##### MATERIAL FOR THIS EXERCISE #####

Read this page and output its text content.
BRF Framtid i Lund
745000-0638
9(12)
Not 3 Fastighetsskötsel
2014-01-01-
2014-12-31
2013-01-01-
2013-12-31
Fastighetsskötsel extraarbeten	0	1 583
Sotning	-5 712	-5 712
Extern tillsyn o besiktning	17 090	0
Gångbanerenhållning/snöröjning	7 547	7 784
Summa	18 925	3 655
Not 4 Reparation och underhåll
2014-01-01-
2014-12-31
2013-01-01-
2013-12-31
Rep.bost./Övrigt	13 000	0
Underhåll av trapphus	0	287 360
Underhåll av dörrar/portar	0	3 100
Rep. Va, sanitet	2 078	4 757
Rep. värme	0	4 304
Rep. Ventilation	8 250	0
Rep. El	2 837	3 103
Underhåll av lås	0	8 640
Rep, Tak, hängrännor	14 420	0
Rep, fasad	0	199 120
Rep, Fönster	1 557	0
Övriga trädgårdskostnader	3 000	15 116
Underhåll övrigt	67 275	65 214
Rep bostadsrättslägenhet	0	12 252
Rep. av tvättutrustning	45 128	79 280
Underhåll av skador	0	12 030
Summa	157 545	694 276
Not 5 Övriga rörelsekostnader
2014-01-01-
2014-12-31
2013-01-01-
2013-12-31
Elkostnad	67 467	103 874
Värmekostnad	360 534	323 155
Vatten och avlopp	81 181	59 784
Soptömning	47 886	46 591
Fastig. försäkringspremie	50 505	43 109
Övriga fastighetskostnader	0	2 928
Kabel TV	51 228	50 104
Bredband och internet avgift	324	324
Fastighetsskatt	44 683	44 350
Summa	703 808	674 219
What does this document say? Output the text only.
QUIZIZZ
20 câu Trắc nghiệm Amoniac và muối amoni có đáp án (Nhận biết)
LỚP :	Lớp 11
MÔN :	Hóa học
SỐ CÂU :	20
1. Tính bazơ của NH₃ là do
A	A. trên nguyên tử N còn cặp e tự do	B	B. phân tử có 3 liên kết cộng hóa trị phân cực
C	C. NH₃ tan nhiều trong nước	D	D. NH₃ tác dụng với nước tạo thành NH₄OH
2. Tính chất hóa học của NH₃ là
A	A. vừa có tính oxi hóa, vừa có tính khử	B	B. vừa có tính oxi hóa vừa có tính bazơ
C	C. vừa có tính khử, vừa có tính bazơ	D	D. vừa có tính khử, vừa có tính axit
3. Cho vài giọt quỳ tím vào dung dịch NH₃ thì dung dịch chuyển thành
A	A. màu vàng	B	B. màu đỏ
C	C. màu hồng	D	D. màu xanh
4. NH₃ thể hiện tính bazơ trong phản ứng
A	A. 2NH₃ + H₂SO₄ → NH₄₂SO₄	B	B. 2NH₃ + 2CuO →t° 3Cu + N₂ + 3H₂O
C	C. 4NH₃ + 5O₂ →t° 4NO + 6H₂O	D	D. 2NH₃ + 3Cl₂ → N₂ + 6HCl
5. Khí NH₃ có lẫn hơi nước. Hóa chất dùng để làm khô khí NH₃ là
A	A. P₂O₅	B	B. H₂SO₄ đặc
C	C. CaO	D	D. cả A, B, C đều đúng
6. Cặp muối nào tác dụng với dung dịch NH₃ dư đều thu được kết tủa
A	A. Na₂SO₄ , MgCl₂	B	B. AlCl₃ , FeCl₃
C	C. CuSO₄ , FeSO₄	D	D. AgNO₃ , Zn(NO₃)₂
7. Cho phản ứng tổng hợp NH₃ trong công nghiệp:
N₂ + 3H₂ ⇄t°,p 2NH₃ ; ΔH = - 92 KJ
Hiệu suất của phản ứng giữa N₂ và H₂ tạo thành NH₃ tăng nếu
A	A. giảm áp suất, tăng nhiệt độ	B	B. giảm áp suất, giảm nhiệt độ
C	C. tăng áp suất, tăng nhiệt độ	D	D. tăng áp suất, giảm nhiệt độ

#####

■ WORK INSTRUCTIONS ■
Every entry above needs to be quoted exactly.

■ TASK RESULT ■
Read this page and output its text content.
BRF Framtid i Lund
745000-0638
9(12)
Not 3 Fastighetsskötsel
2014-01-01-
2014-12-31
2013-01-01-
2013-12-31
Fastighetsskötsel extraarbeten	0	1 583
Sotning	-5 712	-5 712
Extern tillsyn o besiktning	17 090	0
Gångbanerenhållning/snöröjning	7 547	7 784
Summa	18 925	3 655
Not 4 Reparation och underhåll
2014-01-01-
2014-12-31
2013-01-01-
2013-12-31
Rep.bost./Övrigt	13 000	0
Underhåll av trapphus	0	287 360
Underhåll av dörrar/portar	0	3 100
Rep. Va, sanitet	2 078	4 757
Rep. värme	0	4 304
Rep. Ventilation	8 250	0
Rep. El	2 837	3 103
Underhåll av lås	0	8 640
Rep, Tak, hängrännor	14 420	0
Rep, fasad	0	199 120
Rep, Fönster	1 557	0
Övriga trädgårdskostnader	3 000	15 116
Underhåll övrigt	67 275	65 214
Rep bostadsrättslägenhet	0	12 252
Rep. av tvättutrustning	45 128	79 280
Underhåll av skador	0	12 030
Summa	157 545	694 276
Not 5 Övriga rörelsekostnader
2014-01-01-
2014-12-31
2013-01-01-
2013-12-31
Elkostnad	67 467	103 874
Värmekostnad	360 534	323 155
Vatten och avlopp	81 181	59 784
Soptömning	47 886	46 591
Fastig. försäkringspremie	50 505	43 109
Övriga fastighetskostnader	0	2 928
Kabel TV	51 228	50 104
Bredband och internet avgift	324	324
Fastighetsskatt	44 683	44 350
Summa	703 808	674 219
What does this document say? Output the text only.
QUIZIZZ
20 câu Trắc nghiệm Amoniac và muối amoni có đáp án (Nhận biết)
LỚP :	Lớp 11
MÔN :	Hóa học
SỐ CÂU :	20
1. Tính bazơ của NH₃ là do
A	A. trên nguyên tử N còn cặp e tự do	B	B. phân tử có 3 liên kết cộng hóa trị phân cực
C	C. NH₃ tan nhiều trong nước	D	D. NH₃ tác dụng với nước tạo thành NH₄OH
2. Tính chất hóa học của NH₃ là
A	A. vừa có tính oxi hóa, vừa có tính khử	B	B. vừa có tính oxi hóa vừa có tính bazơ
C	C. vừa có tính khử, vừa có tính bazơ	D	D. vừa có tính khử, vừa có tính axit
3. Cho vài giọt quỳ tím vào dung dịch NH₃ thì dung dịch chuyển thành
A	A. màu vàng	B	B. màu đỏ
C	C. màu hồng	D	D. màu xanh
4. NH₃ thể hiện tính bazơ trong phản ứng
A	A. 2NH₃ + H₂SO₄ → NH₄₂SO₄	B	B. 2NH₃ + 2CuO →t° 3Cu + N₂ + 3H₂O
C	C. 4NH₃ + 5O₂ →t° 4NO + 6H₂O	D	D. 2NH₃ + 3Cl₂ → N₂ + 6HCl
5. Khí NH₃ có lẫn hơi nước. Hóa chất dùng để làm khô khí NH₃ là
A	A. P₂O₅	B	B. H₂SO₄ đặc
C	C. CaO	D	D. cả A, B, C đều đúng
6. Cặp muối nào tác dụng với dung dịch NH₃ dư đều thu được kết tủa
A	A. Na₂SO₄ , MgCl₂	B	B. AlCl₃ , FeCl₃
C	C. CuSO₄ , FeSO₄	D	D. AgNO₃ , Zn(NO₃)₂
7. Cho phản ứng tổng hợp NH₃ trong công nghiệp:
N₂ + 3H₂ ⇄t°,p 2NH₃ ; ΔH = - 92 KJ
Hiệu suất của phản ứng giữa N₂ và H₂ tạo thành NH₃ tăng nếu
A	A. giảm áp suất, tăng nhiệt độ	B	B. giảm áp suất, giảm nhiệt độ
C	C. tăng áp suất, tăng nhiệt độ	D	D. tăng áp suất, giảm nhiệt độ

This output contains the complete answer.